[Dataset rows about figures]
-=-=-
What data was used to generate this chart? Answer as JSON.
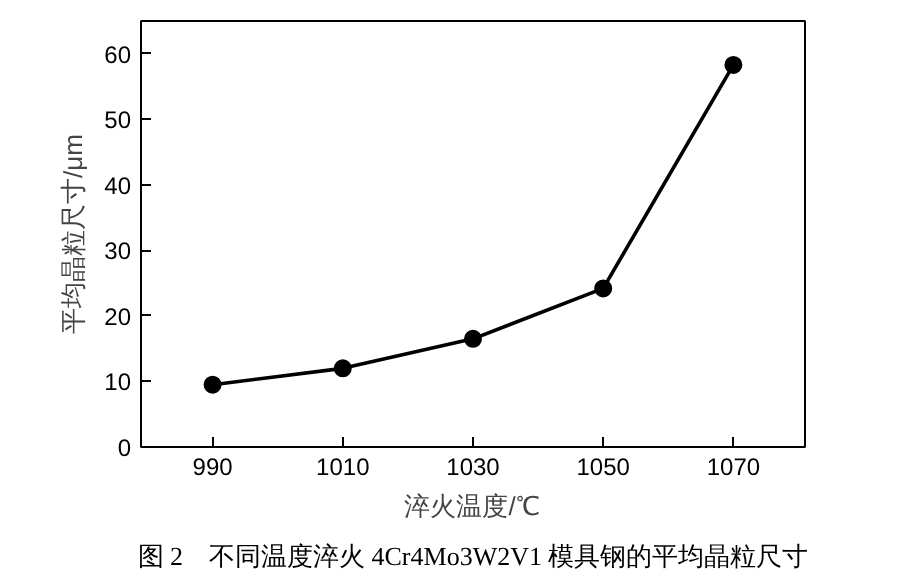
{
  "chart_data": {
    "type": "line",
    "xlabel": "淬火温度/℃",
    "ylabel": "平均晶粒尺寸/μm",
    "x": [
      990,
      1010,
      1030,
      1050,
      1070
    ],
    "series": [
      {
        "color": "#000000",
        "values": [
          9.5,
          12,
          16.5,
          24.2,
          58.3
        ]
      }
    ],
    "xlim": [
      979,
      1081
    ],
    "xticks": [
      990,
      1010,
      1030,
      1050,
      1070
    ],
    "ylim": [
      0,
      65
    ],
    "yticks": [
      0,
      10,
      20,
      30,
      40,
      50,
      60
    ],
    "marker": "circle",
    "line_style": "solid",
    "grid": false,
    "annotations": [
      "图 2　不同温度淬火 4Cr4Mo3W2V1 模具钢的平均晶粒尺寸"
    ]
  }
}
-=-=-
:: WORK TO BE COMPLETED ::
Output the full set of records above without changing a word, and drop the images.

:: REPLY ::
What data was used to generate this chart? Answer as JSON.
{
  "chart_data": {
    "type": "line",
    "xlabel": "淬火温度/℃",
    "ylabel": "平均晶粒尺寸/μm",
    "x": [
      990,
      1010,
      1030,
      1050,
      1070
    ],
    "series": [
      {
        "color": "#000000",
        "values": [
          9.5,
          12,
          16.5,
          24.2,
          58.3
        ]
      }
    ],
    "xlim": [
      979,
      1081
    ],
    "xticks": [
      990,
      1010,
      1030,
      1050,
      1070
    ],
    "ylim": [
      0,
      65
    ],
    "yticks": [
      0,
      10,
      20,
      30,
      40,
      50,
      60
    ],
    "marker": "circle",
    "line_style": "solid",
    "grid": false,
    "annotations": [
      "图 2　不同温度淬火 4Cr4Mo3W2V1 模具钢的平均晶粒尺寸"
    ]
  }
}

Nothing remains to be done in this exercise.